Only the number is wanted: how many lines of the data contain "JSON"?

------------------------------------------------------------------------

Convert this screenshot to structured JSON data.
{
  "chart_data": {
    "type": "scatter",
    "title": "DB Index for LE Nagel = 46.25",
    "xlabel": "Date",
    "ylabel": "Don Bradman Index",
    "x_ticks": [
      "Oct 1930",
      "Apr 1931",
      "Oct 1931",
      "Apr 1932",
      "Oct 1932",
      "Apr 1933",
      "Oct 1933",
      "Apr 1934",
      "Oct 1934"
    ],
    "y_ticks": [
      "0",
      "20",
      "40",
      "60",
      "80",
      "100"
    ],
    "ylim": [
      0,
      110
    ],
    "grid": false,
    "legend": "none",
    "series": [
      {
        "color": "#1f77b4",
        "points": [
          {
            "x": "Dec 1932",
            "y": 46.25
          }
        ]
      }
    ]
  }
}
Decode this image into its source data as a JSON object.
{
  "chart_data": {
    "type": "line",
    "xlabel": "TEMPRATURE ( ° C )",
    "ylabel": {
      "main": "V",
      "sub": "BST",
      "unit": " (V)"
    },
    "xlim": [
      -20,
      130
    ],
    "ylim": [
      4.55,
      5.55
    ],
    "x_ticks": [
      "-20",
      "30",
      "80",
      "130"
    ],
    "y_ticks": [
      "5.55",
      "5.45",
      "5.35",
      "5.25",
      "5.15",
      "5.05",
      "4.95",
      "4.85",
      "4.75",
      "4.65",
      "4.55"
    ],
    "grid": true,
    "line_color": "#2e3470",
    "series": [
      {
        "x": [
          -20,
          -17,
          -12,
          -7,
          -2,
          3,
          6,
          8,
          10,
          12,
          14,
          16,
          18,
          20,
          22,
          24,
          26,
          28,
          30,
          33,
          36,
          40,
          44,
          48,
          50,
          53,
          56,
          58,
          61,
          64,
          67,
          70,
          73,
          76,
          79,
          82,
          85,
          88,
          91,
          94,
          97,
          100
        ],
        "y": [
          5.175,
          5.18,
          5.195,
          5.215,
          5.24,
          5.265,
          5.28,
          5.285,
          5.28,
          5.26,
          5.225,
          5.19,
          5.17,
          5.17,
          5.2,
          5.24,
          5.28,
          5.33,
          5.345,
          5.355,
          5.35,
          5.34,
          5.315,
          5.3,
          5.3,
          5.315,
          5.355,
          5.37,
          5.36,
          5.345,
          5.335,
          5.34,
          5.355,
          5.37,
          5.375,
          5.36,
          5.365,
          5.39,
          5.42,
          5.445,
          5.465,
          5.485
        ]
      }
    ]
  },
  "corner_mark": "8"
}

------------------------------------------------------------------------

◆ Result of the task: 2